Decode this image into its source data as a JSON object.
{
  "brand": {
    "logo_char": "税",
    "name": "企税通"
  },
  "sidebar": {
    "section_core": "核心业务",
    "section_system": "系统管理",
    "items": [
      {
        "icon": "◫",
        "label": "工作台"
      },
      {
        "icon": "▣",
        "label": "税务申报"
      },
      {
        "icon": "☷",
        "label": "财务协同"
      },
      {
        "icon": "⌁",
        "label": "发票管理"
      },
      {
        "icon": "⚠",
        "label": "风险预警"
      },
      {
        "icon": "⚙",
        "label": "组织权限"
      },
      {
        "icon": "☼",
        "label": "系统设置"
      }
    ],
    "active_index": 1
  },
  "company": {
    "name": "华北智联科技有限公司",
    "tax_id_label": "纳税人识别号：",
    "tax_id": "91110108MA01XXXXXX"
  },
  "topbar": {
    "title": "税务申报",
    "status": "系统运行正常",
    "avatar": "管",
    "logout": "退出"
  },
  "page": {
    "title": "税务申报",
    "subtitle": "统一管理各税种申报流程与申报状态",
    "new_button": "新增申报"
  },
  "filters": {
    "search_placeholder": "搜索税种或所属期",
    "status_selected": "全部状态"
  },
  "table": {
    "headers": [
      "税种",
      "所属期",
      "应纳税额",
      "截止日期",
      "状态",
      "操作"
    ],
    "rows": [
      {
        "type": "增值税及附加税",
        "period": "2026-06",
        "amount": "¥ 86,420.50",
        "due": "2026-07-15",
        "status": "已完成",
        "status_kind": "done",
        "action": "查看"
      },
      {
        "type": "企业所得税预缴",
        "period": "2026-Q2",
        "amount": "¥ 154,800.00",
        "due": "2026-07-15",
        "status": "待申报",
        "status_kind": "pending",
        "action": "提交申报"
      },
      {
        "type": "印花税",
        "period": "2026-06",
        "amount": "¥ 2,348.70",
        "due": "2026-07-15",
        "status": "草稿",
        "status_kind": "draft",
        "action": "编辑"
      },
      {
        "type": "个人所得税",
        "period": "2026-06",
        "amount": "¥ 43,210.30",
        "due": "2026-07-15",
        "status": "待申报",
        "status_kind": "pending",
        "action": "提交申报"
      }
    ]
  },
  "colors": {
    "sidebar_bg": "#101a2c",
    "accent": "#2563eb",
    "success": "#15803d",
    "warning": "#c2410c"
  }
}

# # # # # # #

Work instructions – Copy each record from above exactly, and include every line.

Response for this exercise –
Decode this image into its source data as a JSON object.
{
  "brand": {
    "logo_char": "税",
    "name": "企税通"
  },
  "sidebar": {
    "section_core": "核心业务",
    "section_system": "系统管理",
    "items": [
      {
        "icon": "◫",
        "label": "工作台"
      },
      {
        "icon": "▣",
        "label": "税务申报"
      },
      {
        "icon": "☷",
        "label": "财务协同"
      },
      {
        "icon": "⌁",
        "label": "发票管理"
      },
      {
        "icon": "⚠",
        "label": "风险预警"
      },
      {
        "icon": "⚙",
        "label": "组织权限"
      },
      {
        "icon": "☼",
        "label": "系统设置"
      }
    ],
    "active_index": 1
  },
  "company": {
    "name": "华北智联科技有限公司",
    "tax_id_label": "纳税人识别号：",
    "tax_id": "91110108MA01XXXXXX"
  },
  "topbar": {
    "title": "税务申报",
    "status": "系统运行正常",
    "avatar": "管",
    "logout": "退出"
  },
  "page": {
    "title": "税务申报",
    "subtitle": "统一管理各税种申报流程与申报状态",
    "new_button": "新增申报"
  },
  "filters": {
    "search_placeholder": "搜索税种或所属期",
    "status_selected": "全部状态"
  },
  "table": {
    "headers": [
      "税种",
      "所属期",
      "应纳税额",
      "截止日期",
      "状态",
      "操作"
    ],
    "rows": [
      {
        "type": "增值税及附加税",
        "period": "2026-06",
        "amount": "¥ 86,420.50",
        "due": "2026-07-15",
        "status": "已完成",
        "status_kind": "done",
        "action": "查看"
      },
      {
        "type": "企业所得税预缴",
        "period": "2026-Q2",
        "amount": "¥ 154,800.00",
        "due": "2026-07-15",
        "status": "待申报",
        "status_kind": "pending",
        "action": "提交申报"
      },
      {
        "type": "印花税",
        "period": "2026-06",
        "amount": "¥ 2,348.70",
        "due": "2026-07-15",
        "status": "草稿",
        "status_kind": "draft",
        "action": "编辑"
      },
      {
        "type": "个人所得税",
        "period": "2026-06",
        "amount": "¥ 43,210.30",
        "due": "2026-07-15",
        "status": "待申报",
        "status_kind": "pending",
        "action": "提交申报"
      }
    ]
  },
  "colors": {
    "sidebar_bg": "#101a2c",
    "accent": "#2563eb",
    "success": "#15803d",
    "warning": "#c2410c"
  }
}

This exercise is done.